Met terugwerkende kracht

Het was een rammelende schroothoop waar een normaal mens de weg niet meer mee op zou durven. Dertig jaar oud moest het vehikel zeker zijn. Het kraakte en piepte aan alle kanten.
‘Wat dacht je van een nieuwe fiets?’, vroeg ik liefdevol. Mijn vrouw knikte.
We togen naar de plaatselijke rijwielhandel en zochten een fraai exemplaar voor haar uit. Over een weekje mochten we de nieuweling op komen halen.
We vertrokken zonder fietsen richting IJsselmeer. We zouden daar wel een dames- en herenmodelletje huren. De laatste negen jaar brachten we onze vakanties wandelend door. Elyn, onze Schotse Collie, had er een tamelijk overdreven hekel aan gehad om in de fietskar te zitten die we zo genereus voor haar plezier hadden aangeschaft. Als proef werd ze enkele keren als een prinsesje rondgereden, maar ze jankte aan één stuk door als Bor de Wolf met een dubbele hernia. De fietskar werd, met vijftien kilometer op de teller, ingeklapt en op zolder gestald. Nu Elyn er niet meer was, zouden we de omgeving dit jaar weer eens trappend verkennen.

OPDRACHT A: Neem uit het verhaal over de nieuwe fiets letterlijk over wat begint bij "We vertrokken zonder" en eindigt bij "eens trappend verkennen.".

Gegevens over elementen en gebieden:
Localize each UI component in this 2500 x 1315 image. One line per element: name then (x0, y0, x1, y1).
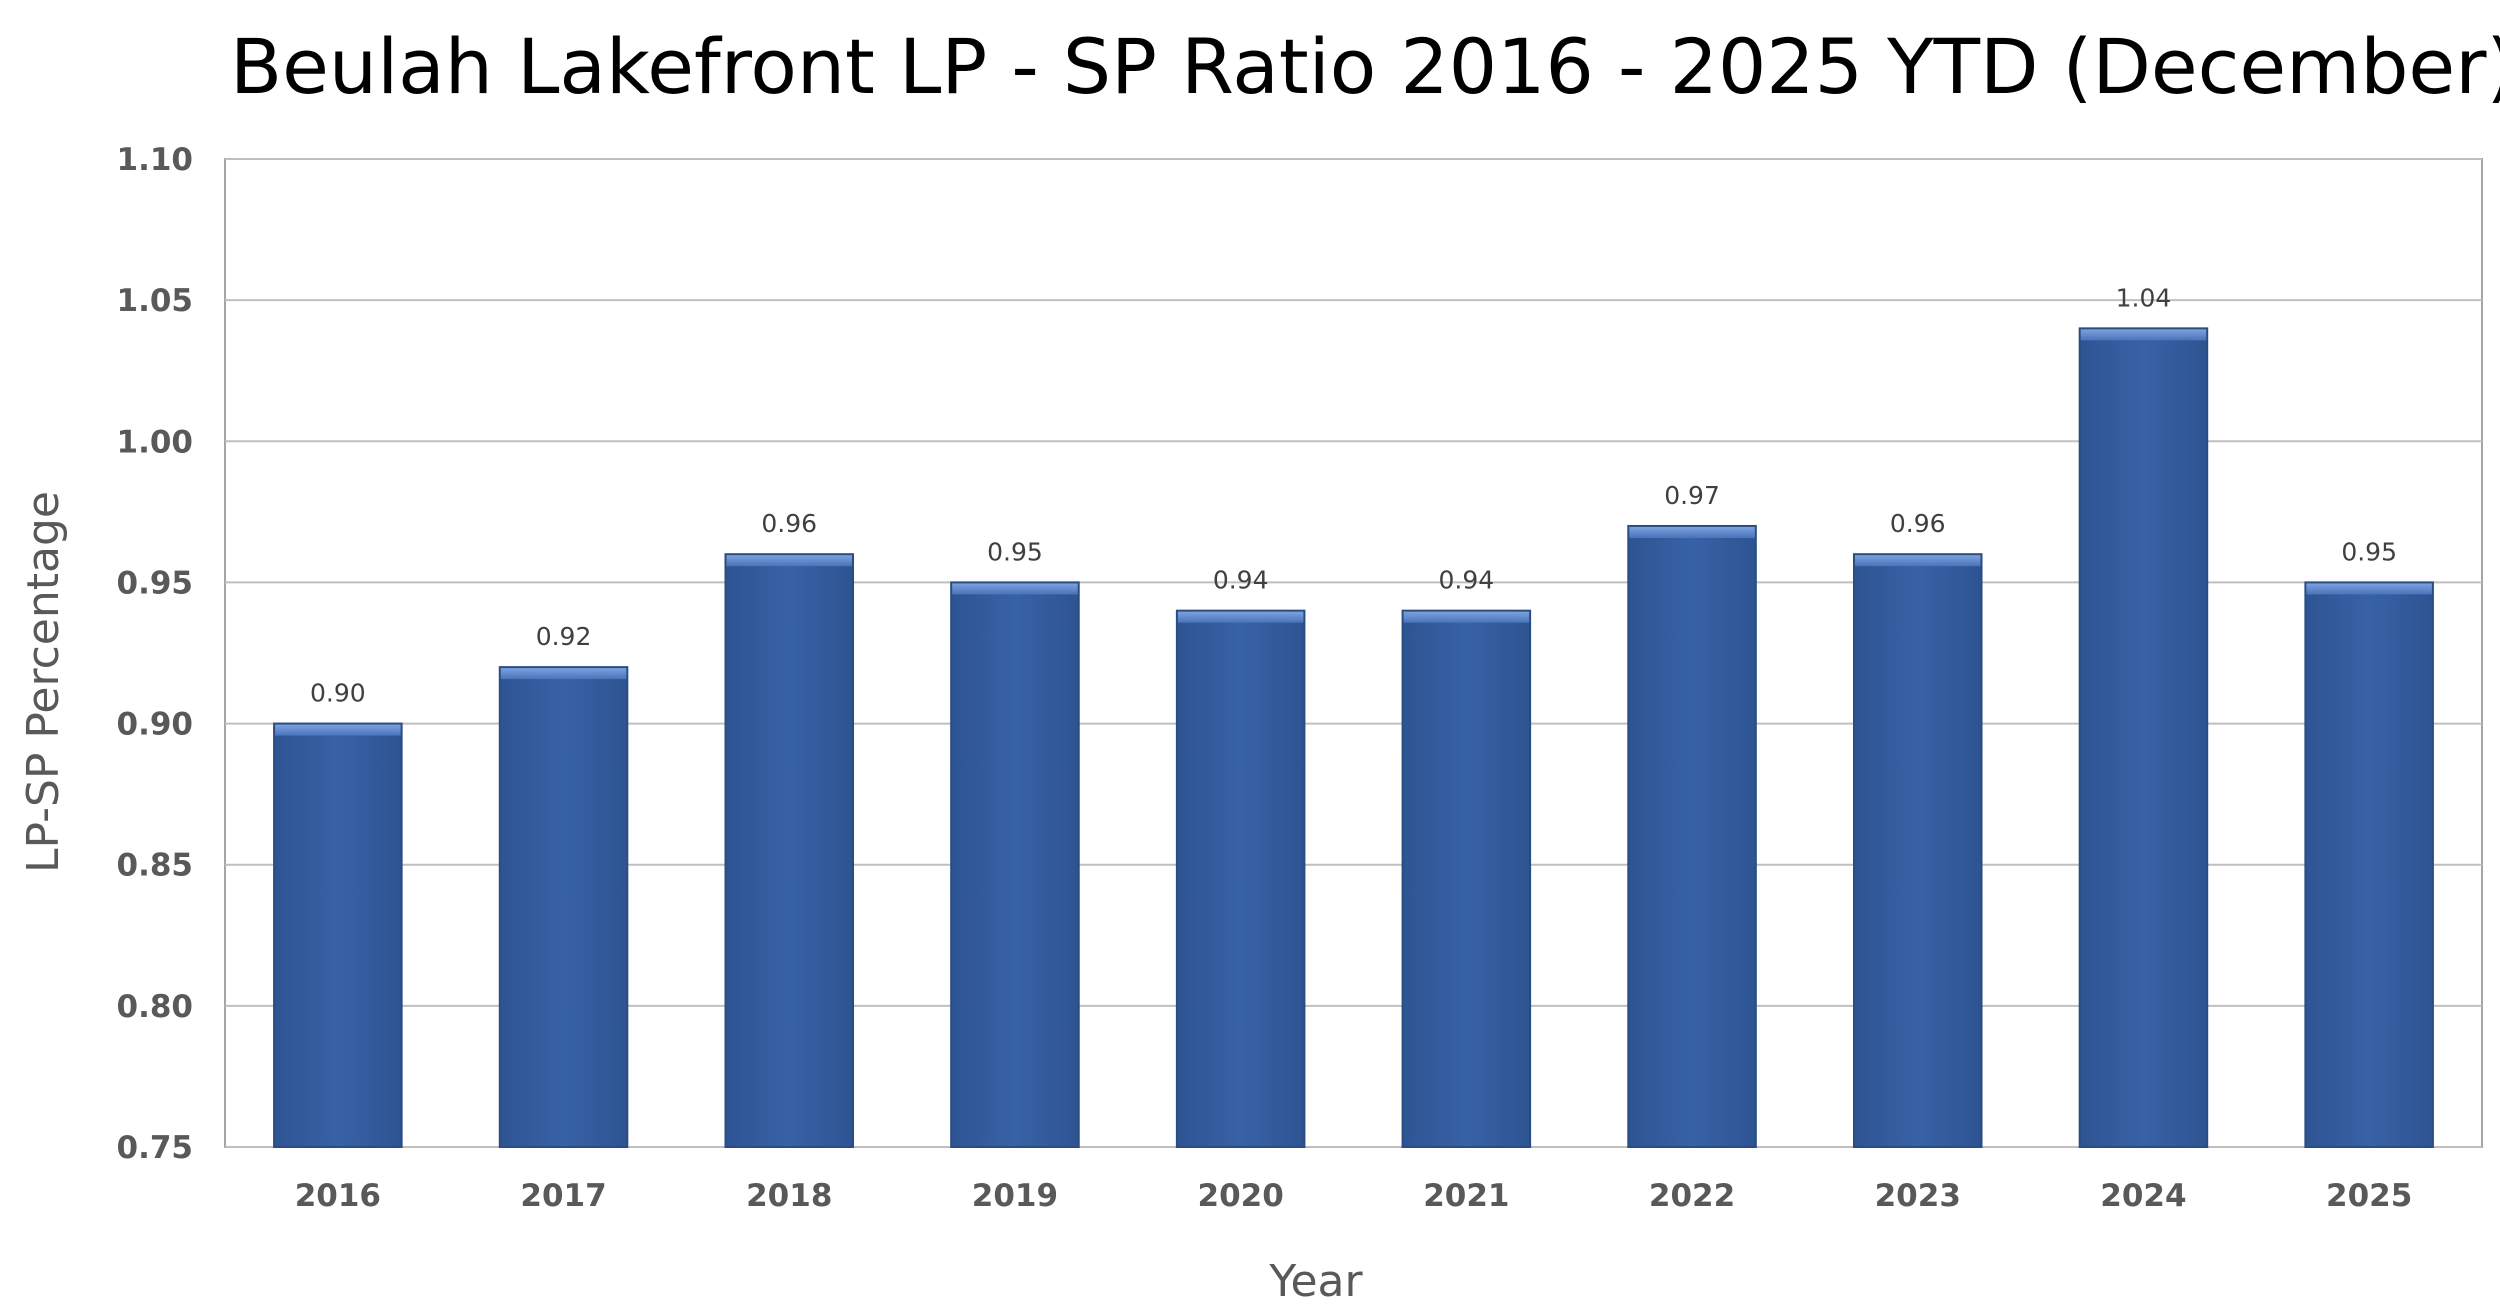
data-label-2022: 0.97 (1664, 481, 1720, 510)
bar-top-bevel (500, 668, 627, 680)
y-tick-label: 0.85 (117, 848, 194, 884)
bar-2022 (1627, 524, 1757, 1148)
bar-top-bevel (2080, 329, 2207, 341)
y-tick-label: 1.05 (117, 283, 194, 319)
labels-layer: 0.75 0.80 0.85 0.90 0.95 1.00 1.05 1.10 0.90 2016… (117, 142, 2413, 1214)
bar-2020 (1175, 609, 1306, 1148)
data-label-2020: 0.94 (1213, 566, 1269, 595)
x-tick-label-2017: 2017 (520, 1178, 606, 1214)
x-tick-label-2016: 2016 (295, 1178, 381, 1214)
bars-layer (273, 327, 2434, 1149)
chart-title: Beulah Lakefront LP - SP Ratio 2016 - 20… (230, 22, 2500, 111)
data-label-2024: 1.04 (2116, 283, 2172, 312)
data-label-2017: 0.92 (536, 622, 592, 651)
bar-body (2078, 327, 2209, 1149)
x-tick-label-2023: 2023 (1875, 1178, 1961, 1214)
bar-body (1852, 553, 1983, 1148)
bar-top-bevel (952, 583, 1078, 595)
bar-2025 (2304, 581, 2434, 1148)
data-label-2023: 0.96 (1890, 509, 1946, 538)
bar-body (724, 553, 855, 1148)
bar-top-bevel (1629, 526, 1755, 538)
x-tick-label-2021: 2021 (1423, 1178, 1509, 1214)
y-tick-label: 0.80 (117, 989, 194, 1025)
data-label-2018: 0.96 (761, 509, 817, 538)
data-label-2025: 0.95 (2341, 537, 2397, 566)
y-tick-label: 1.00 (117, 424, 194, 460)
x-tick-label-2024: 2024 (2100, 1178, 2186, 1214)
data-label-2019: 0.95 (987, 537, 1043, 566)
x-axis-label: Year (1268, 1256, 1363, 1307)
bar-body (950, 581, 1080, 1148)
x-tick-label-2022: 2022 (1649, 1178, 1735, 1214)
bar-body (1627, 524, 1757, 1148)
bar-body (498, 666, 629, 1148)
bar-2023 (1852, 553, 1983, 1148)
bar-2018 (724, 553, 855, 1148)
bar-top-bevel (275, 724, 401, 736)
bar-body (273, 722, 403, 1148)
y-tick-label: 0.95 (117, 565, 194, 601)
y-tick-label: 0.90 (117, 707, 194, 743)
bar-top-bevel (2306, 583, 2432, 595)
y-tick-label: 0.75 (117, 1130, 194, 1166)
bar-body (2304, 581, 2434, 1148)
bar-2021 (1401, 609, 1532, 1148)
bar-body (1175, 609, 1306, 1148)
bar-body (1401, 609, 1532, 1148)
bar-2024 (2078, 327, 2209, 1149)
data-label-2021: 0.94 (1439, 566, 1495, 595)
y-tick-label: 1.10 (117, 142, 194, 178)
bar-2016 (273, 722, 403, 1148)
bar-top-bevel (1854, 555, 1981, 567)
y-axis-label: LP-SP Percentage (18, 491, 69, 873)
bar-2017 (498, 666, 629, 1148)
x-tick-label-2018: 2018 (746, 1178, 832, 1214)
bar-top-bevel (1403, 611, 1530, 623)
x-tick-label-2025: 2025 (2326, 1178, 2412, 1214)
bar-top-bevel (726, 555, 853, 567)
data-label-2016: 0.90 (310, 679, 366, 708)
x-tick-label-2019: 2019 (972, 1178, 1058, 1214)
bar-2019 (950, 581, 1080, 1148)
bar-top-bevel (1177, 611, 1304, 623)
x-tick-label-2020: 2020 (1198, 1178, 1284, 1214)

OPDRACHT B: Geef de regels uit de gegevens weer als Markdown-tabel met de kolommen Nr en Regel, beginnend bij de regel met "data-label-2022: 0.97 (1664, 481, 1720, 510)" en eindigend bij de regel met "data-label-2020: 0.94 (1213, 566, 1269, 595)". Laat lege regels weg.

ANTWOORD A:
We vertrokken zonder fietsen richting IJsselmeer. We zouden daar wel een dames- en herenmodelletje huren. De laatste negen jaar brachten we onze vakanties wandelend door. Elyn, onze Schotse Collie, had er een tamelijk overdreven hekel aan gehad om in de fietskar te zitten die we zo genereus voor haar plezier hadden aangeschaft. Als proef werd ze enkele keren als een prinsesje rondgereden, maar ze jankte aan één stuk door als Bor de Wolf met een dubbele hernia. De fietskar werd, met vijftien kilometer op de teller, ingeklapt en op zolder gestald. Nu Elyn er niet meer was, zouden we de omgeving dit jaar weer eens trappend verkennen.

ANTWOORD B:
| Nr | Regel |
|---|---|
| 1 | data-label-2022: 0.97 (1664, 481, 1720, 510) |
| 2 | bar-top-bevel (500, 668, 627, 680) |
| 3 | y-tick-label: 0.85 (117, 848, 194, 884) |
| 4 | bar-2022 (1627, 524, 1757, 1148) |
| 5 | bar-top-bevel (2080, 329, 2207, 341) |
| 6 | y-tick-label: 1.05 (117, 283, 194, 319) |
| 7 | labels-layer: 0.75 0.80 0.85 0.90 0.95 1.00 1.05 1.10 0.90 2016… (117, 142, 2413, 1214) |
| 8 | bar-2020 (1175, 609, 1306, 1148) |
| 9 | data-label-2020: 0.94 (1213, 566, 1269, 595) |